• Data entries:

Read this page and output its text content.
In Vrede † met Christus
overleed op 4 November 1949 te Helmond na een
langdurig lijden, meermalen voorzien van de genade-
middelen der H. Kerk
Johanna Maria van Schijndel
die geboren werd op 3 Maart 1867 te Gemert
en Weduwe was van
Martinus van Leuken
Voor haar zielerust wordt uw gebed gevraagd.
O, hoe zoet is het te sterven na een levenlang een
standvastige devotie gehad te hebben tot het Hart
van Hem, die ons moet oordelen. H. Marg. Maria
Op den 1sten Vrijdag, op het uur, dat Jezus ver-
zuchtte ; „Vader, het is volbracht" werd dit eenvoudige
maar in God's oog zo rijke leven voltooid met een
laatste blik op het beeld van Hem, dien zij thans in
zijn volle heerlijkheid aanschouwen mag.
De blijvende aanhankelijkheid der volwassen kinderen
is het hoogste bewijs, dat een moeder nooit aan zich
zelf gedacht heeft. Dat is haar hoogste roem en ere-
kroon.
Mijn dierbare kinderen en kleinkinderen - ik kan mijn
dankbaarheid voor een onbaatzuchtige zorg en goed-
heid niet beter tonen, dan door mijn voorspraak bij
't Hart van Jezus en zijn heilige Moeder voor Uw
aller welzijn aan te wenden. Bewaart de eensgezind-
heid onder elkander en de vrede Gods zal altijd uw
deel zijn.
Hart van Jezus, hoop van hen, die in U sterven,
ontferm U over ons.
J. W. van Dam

• DESCRIPTION OF THE TASK: Your answer should be a single number: the count of lines holding the word "Jezus".

• EXERCISE SOLUTION: 3